**What is needed**
Give the number of lines that include the word "область", and nothing else.

— BEGIN Input material —

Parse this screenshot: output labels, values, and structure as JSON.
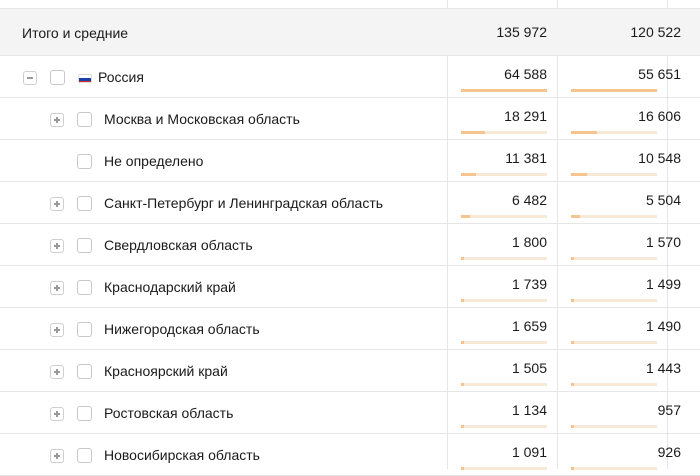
{
  "totals": {
    "label": "Итого и средние",
    "col1": "135 972",
    "col2": "120 522"
  },
  "rows": [
    {
      "label": "Россия",
      "col1": "64 588",
      "col2": "55 651",
      "share1": 1.0,
      "share2": 1.0,
      "toggle": "minus",
      "flag": true
    },
    {
      "label": "Москва и Московская область",
      "col1": "18 291",
      "col2": "16 606",
      "share1": 0.283,
      "share2": 0.298,
      "toggle": "plus"
    },
    {
      "label": "Не определено",
      "col1": "11 381",
      "col2": "10 548",
      "share1": 0.176,
      "share2": 0.19,
      "toggle": "none"
    },
    {
      "label": "Санкт-Петербург и Ленинградская область",
      "col1": "6 482",
      "col2": "5 504",
      "share1": 0.1,
      "share2": 0.099,
      "toggle": "plus"
    },
    {
      "label": "Свердловская область",
      "col1": "1 800",
      "col2": "1 570",
      "share1": 0.028,
      "share2": 0.028,
      "toggle": "plus"
    },
    {
      "label": "Краснодарский край",
      "col1": "1 739",
      "col2": "1 499",
      "share1": 0.027,
      "share2": 0.027,
      "toggle": "plus"
    },
    {
      "label": "Нижегородская область",
      "col1": "1 659",
      "col2": "1 490",
      "share1": 0.026,
      "share2": 0.027,
      "toggle": "plus"
    },
    {
      "label": "Красноярский край",
      "col1": "1 505",
      "col2": "1 443",
      "share1": 0.023,
      "share2": 0.026,
      "toggle": "plus"
    },
    {
      "label": "Ростовская область",
      "col1": "1 134",
      "col2": "957",
      "share1": 0.018,
      "share2": 0.017,
      "toggle": "plus"
    },
    {
      "label": "Новосибирская область",
      "col1": "1 091",
      "col2": "926",
      "share1": 0.017,
      "share2": 0.017,
      "toggle": "plus"
    }
  ],
  "colors": {
    "bar_fill": "#f6c48e",
    "bar_track": "#f8e9d6",
    "totals_bg": "#f4f4f4",
    "flag": [
      "#ffffff",
      "#1c3fa8",
      "#d52b1e"
    ]
  },
  "icons": {
    "expand": "plus-icon",
    "collapse": "minus-icon",
    "flag": "russia-flag-icon"
  }
}
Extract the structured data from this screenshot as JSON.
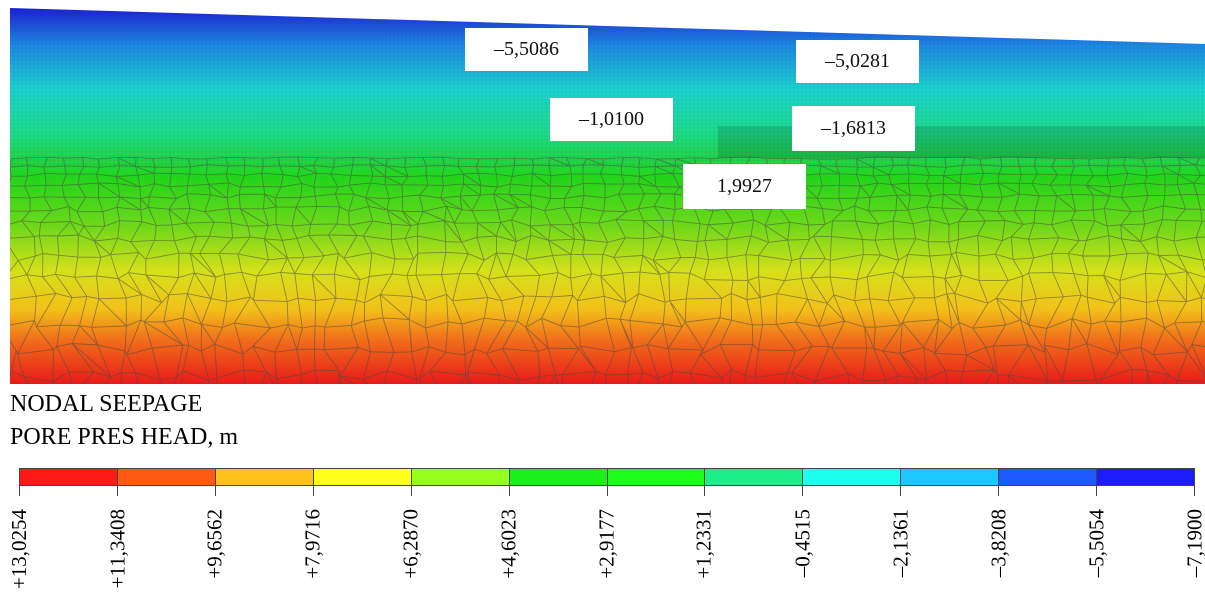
{
  "plot": {
    "value_labels": [
      "–5,5086",
      "–5,0281",
      "–1,0100",
      "–1,6813",
      "1,9927"
    ]
  },
  "legend": {
    "title_line1": "NODAL SEEPAGE",
    "title_line2": "PORE PRES HEAD, m",
    "colors": [
      "#ff1a1a",
      "#ff5a14",
      "#ffc11c",
      "#ffff1c",
      "#96ff1c",
      "#1cf01c",
      "#1cff1c",
      "#1cef8a",
      "#1cffef",
      "#1cc8ff",
      "#1c5aff",
      "#1c1cff"
    ],
    "tick_labels": [
      "+13,0254",
      "+11,3408",
      "+9,6562",
      "+7,9716",
      "+6,2870",
      "+4,6023",
      "+2,9177",
      "+1,2331",
      "–0,4515",
      "–2,1361",
      "–3,8208",
      "–5,5054",
      "–7,1900"
    ]
  }
}
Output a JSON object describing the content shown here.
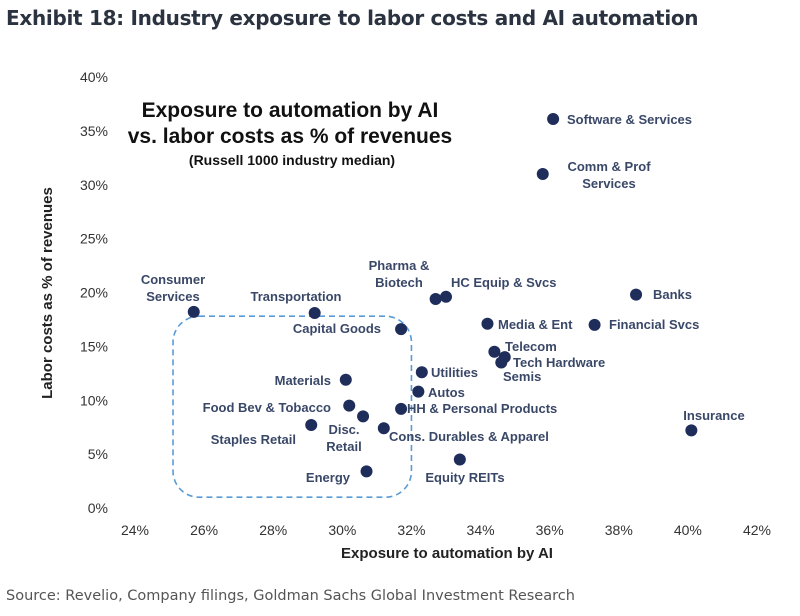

— END Input material —

**Final result**
6